Directive: Show every line in the entries below where the word "lower" appears.

══ Records for this exercise

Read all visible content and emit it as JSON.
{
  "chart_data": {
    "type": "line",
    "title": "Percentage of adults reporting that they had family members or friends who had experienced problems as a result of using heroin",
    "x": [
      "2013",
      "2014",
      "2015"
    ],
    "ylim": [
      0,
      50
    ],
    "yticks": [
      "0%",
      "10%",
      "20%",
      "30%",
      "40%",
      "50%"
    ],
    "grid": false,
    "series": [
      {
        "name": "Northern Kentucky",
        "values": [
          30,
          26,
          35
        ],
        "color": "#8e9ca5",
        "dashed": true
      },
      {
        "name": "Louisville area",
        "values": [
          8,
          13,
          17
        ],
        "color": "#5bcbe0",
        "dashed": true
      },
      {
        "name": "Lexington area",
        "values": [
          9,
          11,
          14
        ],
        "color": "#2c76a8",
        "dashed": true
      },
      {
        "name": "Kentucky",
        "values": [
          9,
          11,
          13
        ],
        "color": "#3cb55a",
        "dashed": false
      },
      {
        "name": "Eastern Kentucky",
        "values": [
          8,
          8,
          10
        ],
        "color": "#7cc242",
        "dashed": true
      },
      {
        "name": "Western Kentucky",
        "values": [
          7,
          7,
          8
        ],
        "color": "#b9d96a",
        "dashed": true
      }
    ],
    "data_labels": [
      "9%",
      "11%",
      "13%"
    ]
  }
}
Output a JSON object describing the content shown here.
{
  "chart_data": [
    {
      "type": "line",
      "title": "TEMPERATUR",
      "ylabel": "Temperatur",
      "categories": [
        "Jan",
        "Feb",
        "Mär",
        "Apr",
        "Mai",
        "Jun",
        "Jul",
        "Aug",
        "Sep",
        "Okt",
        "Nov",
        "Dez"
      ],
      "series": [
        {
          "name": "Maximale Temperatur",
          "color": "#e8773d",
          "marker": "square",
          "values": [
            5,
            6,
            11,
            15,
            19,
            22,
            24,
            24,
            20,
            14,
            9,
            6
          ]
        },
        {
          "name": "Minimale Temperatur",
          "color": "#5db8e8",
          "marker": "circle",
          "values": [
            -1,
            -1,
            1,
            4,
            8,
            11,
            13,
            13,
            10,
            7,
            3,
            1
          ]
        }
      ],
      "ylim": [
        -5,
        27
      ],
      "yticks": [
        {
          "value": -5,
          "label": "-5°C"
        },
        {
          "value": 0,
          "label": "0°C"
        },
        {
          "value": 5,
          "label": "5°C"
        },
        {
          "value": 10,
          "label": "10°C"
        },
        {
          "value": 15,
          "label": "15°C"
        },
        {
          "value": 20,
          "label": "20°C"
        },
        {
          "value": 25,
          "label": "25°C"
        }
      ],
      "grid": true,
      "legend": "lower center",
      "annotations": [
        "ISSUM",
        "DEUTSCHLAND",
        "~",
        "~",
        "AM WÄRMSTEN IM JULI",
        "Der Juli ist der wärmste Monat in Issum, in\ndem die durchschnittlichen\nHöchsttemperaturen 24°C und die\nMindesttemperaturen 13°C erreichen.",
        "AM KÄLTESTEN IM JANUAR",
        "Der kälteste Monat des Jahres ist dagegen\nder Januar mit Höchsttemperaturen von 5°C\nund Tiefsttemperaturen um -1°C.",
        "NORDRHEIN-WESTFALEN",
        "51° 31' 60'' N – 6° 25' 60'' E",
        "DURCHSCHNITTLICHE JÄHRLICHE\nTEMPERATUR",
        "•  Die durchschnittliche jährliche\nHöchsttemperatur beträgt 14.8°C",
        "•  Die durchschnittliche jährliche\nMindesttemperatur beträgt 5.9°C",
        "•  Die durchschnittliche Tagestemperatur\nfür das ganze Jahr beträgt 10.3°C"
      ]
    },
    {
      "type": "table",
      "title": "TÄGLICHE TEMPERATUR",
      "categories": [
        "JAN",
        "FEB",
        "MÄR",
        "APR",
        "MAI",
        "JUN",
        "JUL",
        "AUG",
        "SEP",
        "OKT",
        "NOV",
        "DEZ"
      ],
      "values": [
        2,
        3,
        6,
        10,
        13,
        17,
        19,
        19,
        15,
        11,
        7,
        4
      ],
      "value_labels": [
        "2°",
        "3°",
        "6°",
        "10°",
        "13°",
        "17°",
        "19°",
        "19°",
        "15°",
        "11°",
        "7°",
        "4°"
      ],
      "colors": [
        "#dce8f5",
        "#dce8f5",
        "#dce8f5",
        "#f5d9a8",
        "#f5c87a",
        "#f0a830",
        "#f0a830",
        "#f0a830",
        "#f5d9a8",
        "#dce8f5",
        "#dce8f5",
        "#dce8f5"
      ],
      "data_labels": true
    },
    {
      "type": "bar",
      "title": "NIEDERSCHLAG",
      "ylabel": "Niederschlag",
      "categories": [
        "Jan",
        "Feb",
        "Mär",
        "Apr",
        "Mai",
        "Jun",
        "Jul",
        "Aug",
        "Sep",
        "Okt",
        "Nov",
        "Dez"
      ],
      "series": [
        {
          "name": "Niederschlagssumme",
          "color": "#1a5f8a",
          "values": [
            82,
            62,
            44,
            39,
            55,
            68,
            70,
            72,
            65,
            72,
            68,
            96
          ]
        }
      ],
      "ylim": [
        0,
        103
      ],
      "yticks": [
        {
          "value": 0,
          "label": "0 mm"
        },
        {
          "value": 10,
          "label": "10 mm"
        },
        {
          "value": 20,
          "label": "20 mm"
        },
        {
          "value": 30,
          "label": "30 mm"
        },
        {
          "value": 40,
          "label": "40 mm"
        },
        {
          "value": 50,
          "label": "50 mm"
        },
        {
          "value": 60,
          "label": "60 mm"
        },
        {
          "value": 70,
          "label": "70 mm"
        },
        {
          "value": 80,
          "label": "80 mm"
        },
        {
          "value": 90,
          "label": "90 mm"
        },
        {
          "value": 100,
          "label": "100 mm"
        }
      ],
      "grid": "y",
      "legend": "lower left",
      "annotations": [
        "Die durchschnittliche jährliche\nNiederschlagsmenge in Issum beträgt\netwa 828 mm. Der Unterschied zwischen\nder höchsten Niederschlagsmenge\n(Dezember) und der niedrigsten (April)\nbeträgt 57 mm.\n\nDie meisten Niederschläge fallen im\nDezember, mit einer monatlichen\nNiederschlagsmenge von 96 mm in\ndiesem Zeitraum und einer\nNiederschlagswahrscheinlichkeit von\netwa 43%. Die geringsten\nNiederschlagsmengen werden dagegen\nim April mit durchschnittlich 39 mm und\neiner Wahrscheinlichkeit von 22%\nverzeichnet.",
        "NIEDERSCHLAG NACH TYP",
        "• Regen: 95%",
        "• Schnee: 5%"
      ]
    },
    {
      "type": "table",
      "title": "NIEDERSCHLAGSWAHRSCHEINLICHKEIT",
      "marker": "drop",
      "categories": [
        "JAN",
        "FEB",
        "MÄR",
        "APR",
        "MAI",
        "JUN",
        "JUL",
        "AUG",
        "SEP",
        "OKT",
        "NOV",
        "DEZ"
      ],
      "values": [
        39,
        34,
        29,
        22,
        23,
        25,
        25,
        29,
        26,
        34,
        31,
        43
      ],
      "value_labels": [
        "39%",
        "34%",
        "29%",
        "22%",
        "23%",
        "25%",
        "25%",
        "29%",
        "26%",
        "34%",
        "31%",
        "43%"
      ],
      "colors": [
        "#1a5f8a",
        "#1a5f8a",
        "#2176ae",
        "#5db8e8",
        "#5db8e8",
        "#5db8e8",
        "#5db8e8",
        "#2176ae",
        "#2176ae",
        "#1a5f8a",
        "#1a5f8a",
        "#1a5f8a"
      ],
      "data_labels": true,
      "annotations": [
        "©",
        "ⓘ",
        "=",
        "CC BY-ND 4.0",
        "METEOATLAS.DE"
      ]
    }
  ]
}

════

Exercise answer:
      "legend": "lower center",
      "legend": "lower left",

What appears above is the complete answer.